■ To do ■
For every line in the records that has the word "asthma", make a copy.

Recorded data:
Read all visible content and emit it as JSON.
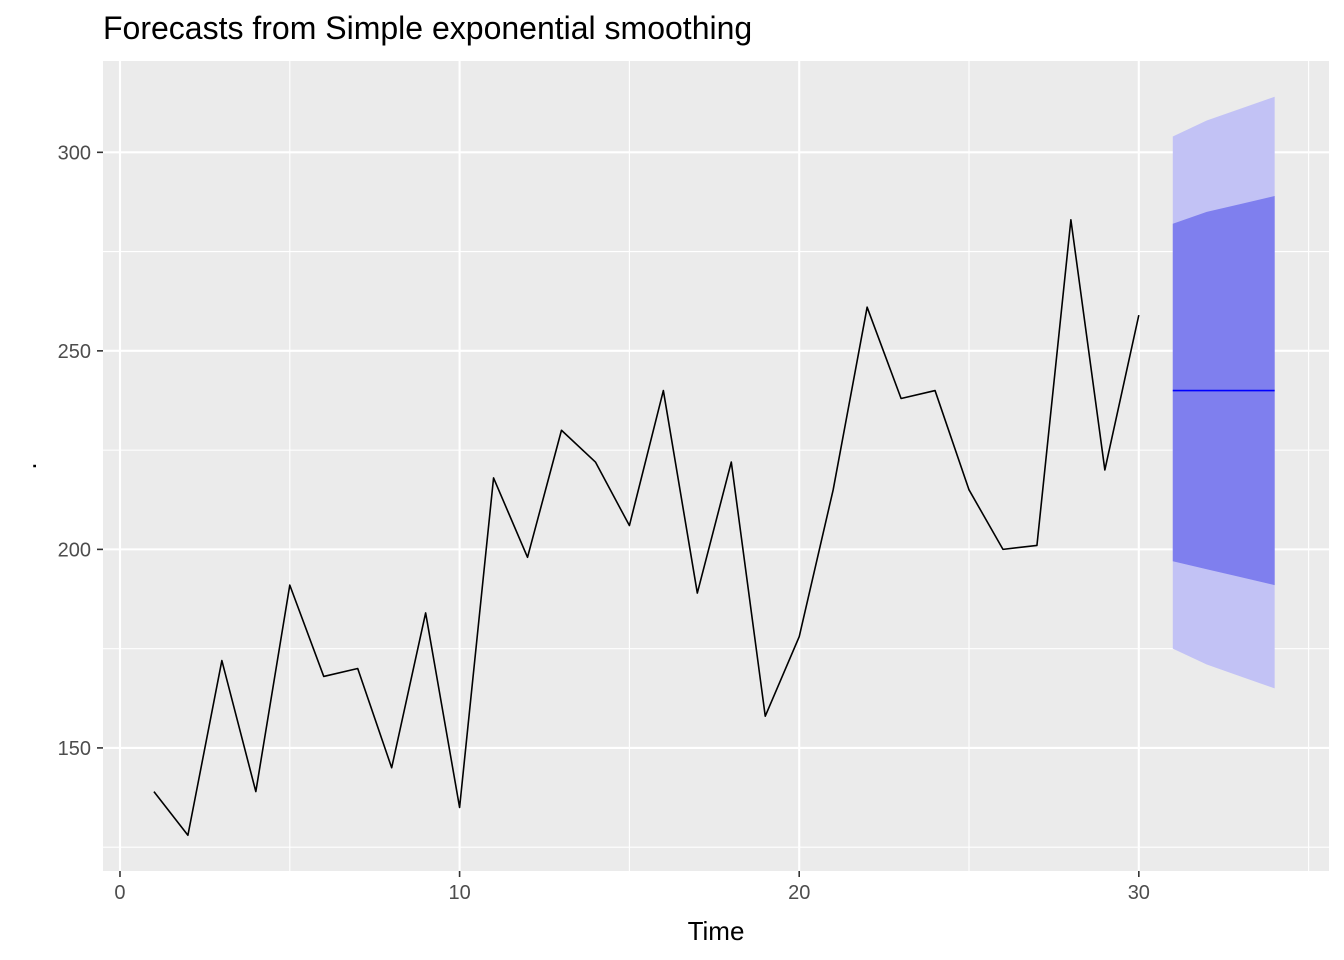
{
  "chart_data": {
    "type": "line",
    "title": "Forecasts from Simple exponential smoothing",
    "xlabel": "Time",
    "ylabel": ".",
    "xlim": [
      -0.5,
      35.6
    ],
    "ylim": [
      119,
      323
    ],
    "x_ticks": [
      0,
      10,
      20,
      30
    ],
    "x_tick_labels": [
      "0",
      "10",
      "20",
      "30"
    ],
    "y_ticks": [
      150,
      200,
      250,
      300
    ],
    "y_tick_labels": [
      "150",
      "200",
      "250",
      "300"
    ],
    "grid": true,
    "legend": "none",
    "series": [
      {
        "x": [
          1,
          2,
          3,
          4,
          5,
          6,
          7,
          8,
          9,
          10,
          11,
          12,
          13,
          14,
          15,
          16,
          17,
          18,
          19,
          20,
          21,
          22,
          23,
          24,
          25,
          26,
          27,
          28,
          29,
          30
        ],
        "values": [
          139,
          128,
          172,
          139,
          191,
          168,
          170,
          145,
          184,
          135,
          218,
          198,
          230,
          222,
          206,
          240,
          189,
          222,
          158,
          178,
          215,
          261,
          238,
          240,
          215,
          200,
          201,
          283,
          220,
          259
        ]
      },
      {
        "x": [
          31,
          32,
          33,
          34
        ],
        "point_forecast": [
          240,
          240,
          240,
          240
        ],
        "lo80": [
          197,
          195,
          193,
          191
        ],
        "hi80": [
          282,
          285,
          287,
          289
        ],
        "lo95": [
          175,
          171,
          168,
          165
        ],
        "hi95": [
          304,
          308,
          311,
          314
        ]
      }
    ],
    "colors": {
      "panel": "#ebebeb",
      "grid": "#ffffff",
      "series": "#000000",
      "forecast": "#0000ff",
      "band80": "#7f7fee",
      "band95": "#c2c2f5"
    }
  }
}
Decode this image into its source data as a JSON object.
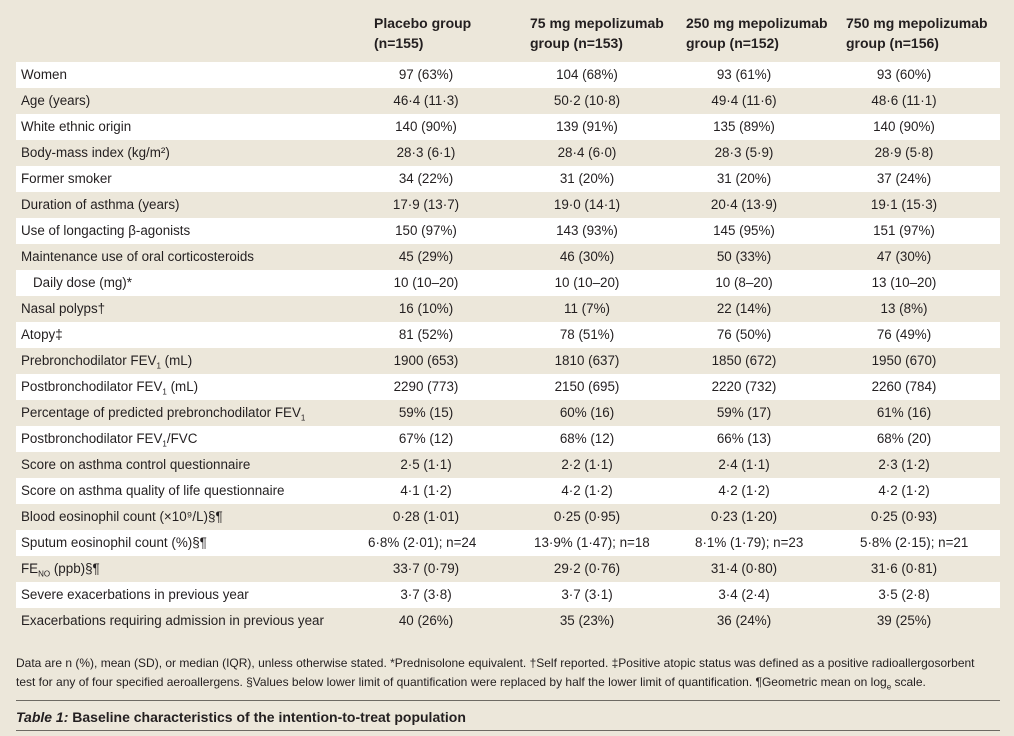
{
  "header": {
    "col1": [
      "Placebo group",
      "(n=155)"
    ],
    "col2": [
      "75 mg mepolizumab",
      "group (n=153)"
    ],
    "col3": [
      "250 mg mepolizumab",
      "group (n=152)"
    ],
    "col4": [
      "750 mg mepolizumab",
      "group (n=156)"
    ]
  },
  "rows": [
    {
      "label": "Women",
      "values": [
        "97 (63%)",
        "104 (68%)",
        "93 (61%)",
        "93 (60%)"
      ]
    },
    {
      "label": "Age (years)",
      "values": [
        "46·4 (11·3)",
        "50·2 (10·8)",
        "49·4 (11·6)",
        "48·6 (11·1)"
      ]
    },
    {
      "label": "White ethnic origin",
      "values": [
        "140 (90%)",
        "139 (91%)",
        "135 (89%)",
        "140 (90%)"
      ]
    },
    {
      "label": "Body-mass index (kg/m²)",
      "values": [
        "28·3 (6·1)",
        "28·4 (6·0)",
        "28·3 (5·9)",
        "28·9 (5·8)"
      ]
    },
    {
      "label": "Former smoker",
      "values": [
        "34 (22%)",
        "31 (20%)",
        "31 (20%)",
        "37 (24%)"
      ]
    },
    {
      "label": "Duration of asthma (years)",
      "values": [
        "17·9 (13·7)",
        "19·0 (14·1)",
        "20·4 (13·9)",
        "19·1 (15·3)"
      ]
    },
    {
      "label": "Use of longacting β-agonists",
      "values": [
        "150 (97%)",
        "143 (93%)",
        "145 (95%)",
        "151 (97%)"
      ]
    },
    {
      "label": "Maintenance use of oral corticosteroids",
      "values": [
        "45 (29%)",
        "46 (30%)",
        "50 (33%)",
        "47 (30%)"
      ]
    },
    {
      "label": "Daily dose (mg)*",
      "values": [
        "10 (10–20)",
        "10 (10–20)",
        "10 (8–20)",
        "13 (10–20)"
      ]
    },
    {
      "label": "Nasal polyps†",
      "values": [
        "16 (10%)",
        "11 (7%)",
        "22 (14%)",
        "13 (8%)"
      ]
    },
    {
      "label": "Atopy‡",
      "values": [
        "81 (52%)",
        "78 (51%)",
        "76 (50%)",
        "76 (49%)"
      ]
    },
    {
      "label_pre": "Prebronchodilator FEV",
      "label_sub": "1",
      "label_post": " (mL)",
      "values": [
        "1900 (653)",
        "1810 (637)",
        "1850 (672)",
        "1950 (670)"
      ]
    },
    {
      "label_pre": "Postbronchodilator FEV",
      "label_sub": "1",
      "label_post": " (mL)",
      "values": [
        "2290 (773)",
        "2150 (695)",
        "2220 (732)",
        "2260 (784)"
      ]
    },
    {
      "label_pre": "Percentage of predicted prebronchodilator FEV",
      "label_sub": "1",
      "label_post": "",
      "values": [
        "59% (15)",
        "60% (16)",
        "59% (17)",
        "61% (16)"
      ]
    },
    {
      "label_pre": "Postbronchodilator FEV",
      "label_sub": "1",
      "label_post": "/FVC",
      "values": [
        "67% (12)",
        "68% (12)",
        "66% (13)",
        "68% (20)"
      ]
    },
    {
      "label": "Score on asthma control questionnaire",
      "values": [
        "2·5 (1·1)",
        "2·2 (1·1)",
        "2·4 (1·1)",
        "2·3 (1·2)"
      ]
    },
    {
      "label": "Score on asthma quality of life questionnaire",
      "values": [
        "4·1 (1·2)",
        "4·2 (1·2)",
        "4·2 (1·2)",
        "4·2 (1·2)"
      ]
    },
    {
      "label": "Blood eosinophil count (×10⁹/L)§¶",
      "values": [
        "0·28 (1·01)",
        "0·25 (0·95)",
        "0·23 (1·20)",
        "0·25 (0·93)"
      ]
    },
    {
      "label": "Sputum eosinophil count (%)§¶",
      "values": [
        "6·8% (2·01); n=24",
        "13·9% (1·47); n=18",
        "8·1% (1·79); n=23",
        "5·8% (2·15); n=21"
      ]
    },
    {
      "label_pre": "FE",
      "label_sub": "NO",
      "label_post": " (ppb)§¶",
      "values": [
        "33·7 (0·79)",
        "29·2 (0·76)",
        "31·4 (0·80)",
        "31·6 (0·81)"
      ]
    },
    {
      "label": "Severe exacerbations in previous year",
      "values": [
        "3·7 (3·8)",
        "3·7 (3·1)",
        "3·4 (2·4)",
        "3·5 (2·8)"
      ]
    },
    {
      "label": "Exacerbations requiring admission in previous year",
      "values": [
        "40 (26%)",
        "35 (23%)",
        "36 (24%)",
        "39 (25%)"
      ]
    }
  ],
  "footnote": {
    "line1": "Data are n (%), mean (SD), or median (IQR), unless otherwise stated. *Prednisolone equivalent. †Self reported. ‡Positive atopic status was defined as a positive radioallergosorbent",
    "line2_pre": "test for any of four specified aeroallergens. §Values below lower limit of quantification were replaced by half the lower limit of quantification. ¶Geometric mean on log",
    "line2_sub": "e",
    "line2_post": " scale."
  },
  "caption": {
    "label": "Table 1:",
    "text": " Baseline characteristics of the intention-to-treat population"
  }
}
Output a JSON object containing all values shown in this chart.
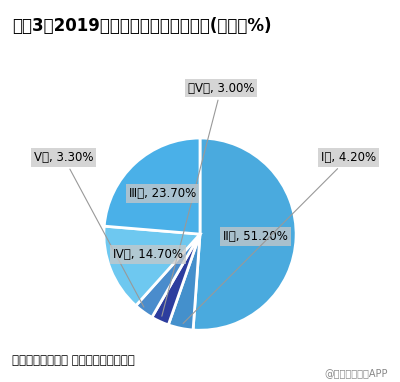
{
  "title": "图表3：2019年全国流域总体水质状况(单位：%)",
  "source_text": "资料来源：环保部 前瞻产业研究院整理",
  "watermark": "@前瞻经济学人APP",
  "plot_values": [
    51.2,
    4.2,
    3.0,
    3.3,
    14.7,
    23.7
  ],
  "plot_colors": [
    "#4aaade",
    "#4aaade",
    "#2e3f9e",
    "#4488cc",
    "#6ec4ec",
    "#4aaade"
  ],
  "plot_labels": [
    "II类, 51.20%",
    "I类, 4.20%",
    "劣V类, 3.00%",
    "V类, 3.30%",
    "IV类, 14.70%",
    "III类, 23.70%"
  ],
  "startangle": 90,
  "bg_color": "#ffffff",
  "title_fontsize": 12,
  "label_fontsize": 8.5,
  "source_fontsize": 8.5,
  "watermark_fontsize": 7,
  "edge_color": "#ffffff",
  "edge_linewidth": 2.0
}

■ Worked answer ■
      "label": "Duration of asthma (years)",
      "label": "Score on asthma control questionnaire",
      "label": "Score on asthma quality of life questionnaire",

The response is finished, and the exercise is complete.